* **Task details**:
Write out the material again exactly, please, and omit the pictures.
:: Material supplied ::
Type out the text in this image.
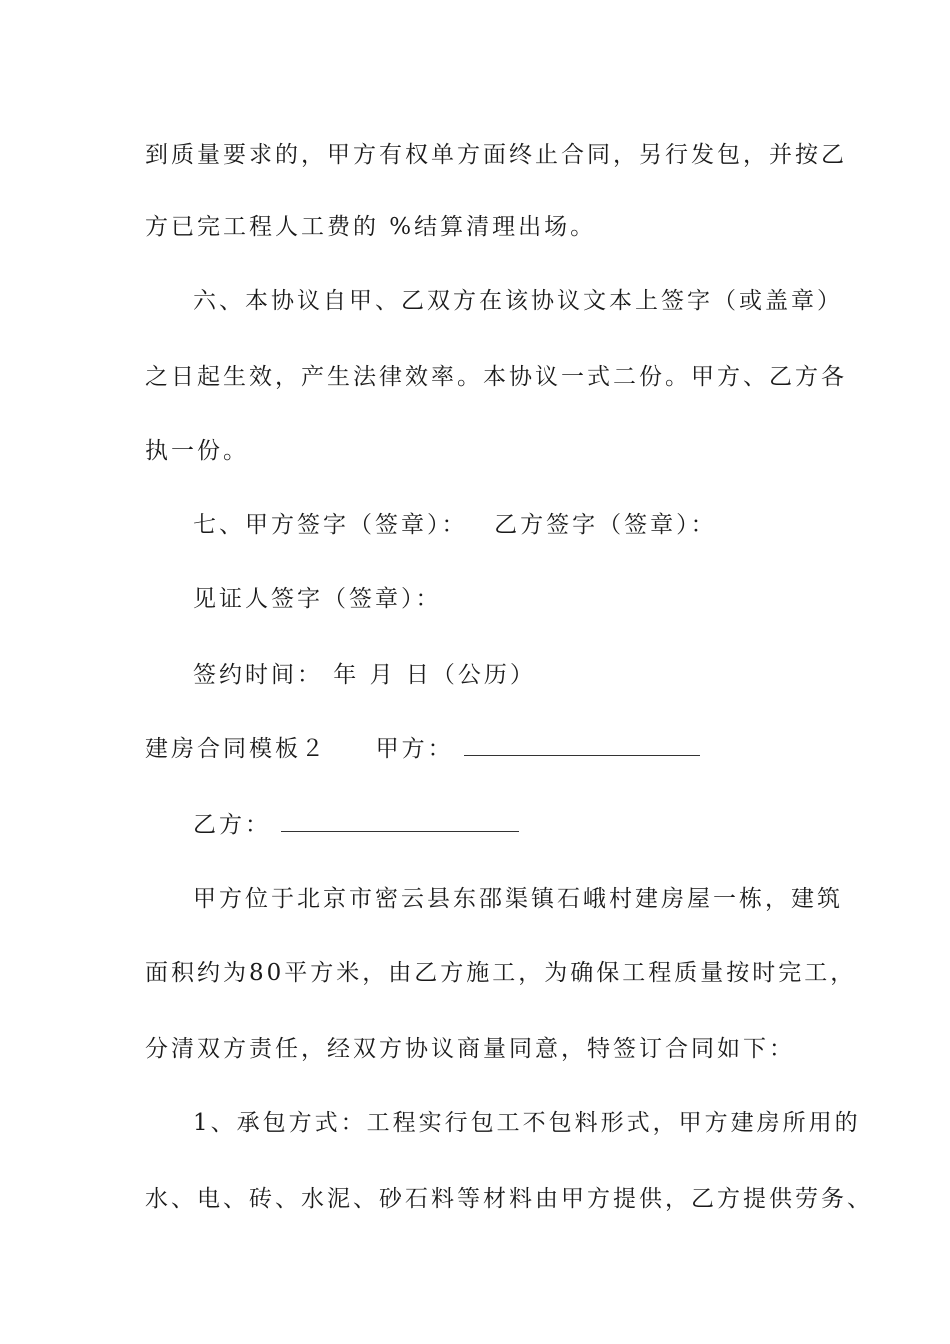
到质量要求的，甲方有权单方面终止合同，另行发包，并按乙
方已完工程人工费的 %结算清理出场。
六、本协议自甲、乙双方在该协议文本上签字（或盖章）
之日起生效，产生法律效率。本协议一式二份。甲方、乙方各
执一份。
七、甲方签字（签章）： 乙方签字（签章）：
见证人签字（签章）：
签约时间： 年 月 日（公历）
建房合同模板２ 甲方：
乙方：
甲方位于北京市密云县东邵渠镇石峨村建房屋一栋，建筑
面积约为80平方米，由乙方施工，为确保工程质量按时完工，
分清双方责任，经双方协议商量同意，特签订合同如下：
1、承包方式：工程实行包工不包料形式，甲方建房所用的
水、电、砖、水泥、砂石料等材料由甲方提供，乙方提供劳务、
:::
* **Written answer**:
Type out the text in this image.
到质量要求的，甲方有权单方面终止合同，另行发包，并按乙
方已完工程人工费的 %结算清理出场。
六、本协议自甲、乙双方在该协议文本上签字（或盖章）
之日起生效，产生法律效率。本协议一式二份。甲方、乙方各
执一份。
七、甲方签字（签章）： 乙方签字（签章）：
见证人签字（签章）：
签约时间： 年 月 日（公历）
建房合同模板２ 甲方：
乙方：
甲方位于北京市密云县东邵渠镇石峨村建房屋一栋，建筑
面积约为80平方米，由乙方施工，为确保工程质量按时完工，
分清双方责任，经双方协议商量同意，特签订合同如下：
1、承包方式：工程实行包工不包料形式，甲方建房所用的
水、电、砖、水泥、砂石料等材料由甲方提供，乙方提供劳务、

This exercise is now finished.